▶ Work to complete:
Quote, verbatim, all material below, without pictures.

^^^^^^^^^^^^^^^^

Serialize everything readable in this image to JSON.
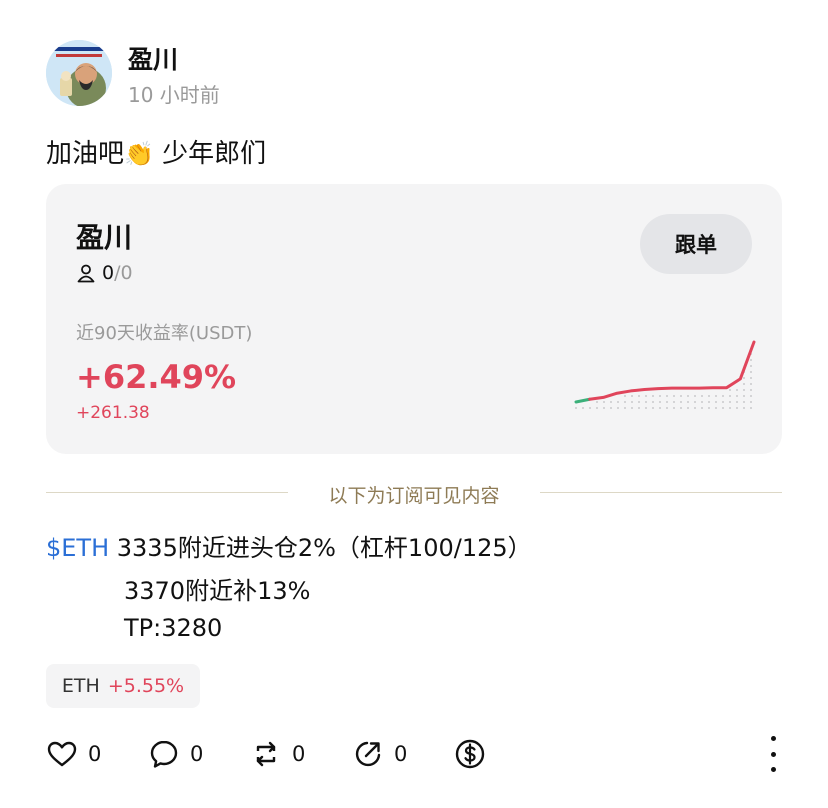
{
  "post": {
    "author": "盈川",
    "time": "10 小时前",
    "text": "加油吧",
    "clap_emoji": "👏",
    "text_after": " 少年郎们"
  },
  "card": {
    "name": "盈川",
    "followers_current": "0",
    "followers_sep": "/",
    "followers_max": "0",
    "follow_label": "跟单",
    "roi_label": "近90天收益率(USDT)",
    "roi_pct": "+62.49%",
    "roi_abs": "+261.38",
    "sparkline": [
      0.0,
      0.6,
      1.0,
      1.9,
      2.4,
      2.7,
      2.9,
      3.0,
      3.0,
      3.0,
      3.1,
      3.1,
      5.0,
      13.0
    ]
  },
  "divider": {
    "label": "以下为订阅可见内容"
  },
  "content": {
    "ticker": "$ETH",
    "line1": " 3335附近进头仓2%（杠杆100/125）",
    "line2": "3370附近补13%",
    "line3": "TP:3280"
  },
  "coin_tag": {
    "symbol": "ETH",
    "change": "+5.55%"
  },
  "actions": {
    "like_count": "0",
    "comment_count": "0",
    "repost_count": "0",
    "share_count": "0",
    "tip_icon": "dollar-circle-icon"
  },
  "colors": {
    "up": "#e0455b",
    "ticker": "#2b6fd6",
    "card_bg": "#f4f4f5",
    "divider_text": "#8e7b55"
  }
}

^^^^^^^^^^^^^^^^

▶ Full response:
Serialize everything readable in this image to JSON.
{
  "post": {
    "author": "盈川",
    "time": "10 小时前",
    "text": "加油吧",
    "clap_emoji": "👏",
    "text_after": " 少年郎们"
  },
  "card": {
    "name": "盈川",
    "followers_current": "0",
    "followers_sep": "/",
    "followers_max": "0",
    "follow_label": "跟单",
    "roi_label": "近90天收益率(USDT)",
    "roi_pct": "+62.49%",
    "roi_abs": "+261.38",
    "sparkline": [
      0.0,
      0.6,
      1.0,
      1.9,
      2.4,
      2.7,
      2.9,
      3.0,
      3.0,
      3.0,
      3.1,
      3.1,
      5.0,
      13.0
    ]
  },
  "divider": {
    "label": "以下为订阅可见内容"
  },
  "content": {
    "ticker": "$ETH",
    "line1": " 3335附近进头仓2%（杠杆100/125）",
    "line2": "3370附近补13%",
    "line3": "TP:3280"
  },
  "coin_tag": {
    "symbol": "ETH",
    "change": "+5.55%"
  },
  "actions": {
    "like_count": "0",
    "comment_count": "0",
    "repost_count": "0",
    "share_count": "0",
    "tip_icon": "dollar-circle-icon"
  },
  "colors": {
    "up": "#e0455b",
    "ticker": "#2b6fd6",
    "card_bg": "#f4f4f5",
    "divider_text": "#8e7b55"
  }
}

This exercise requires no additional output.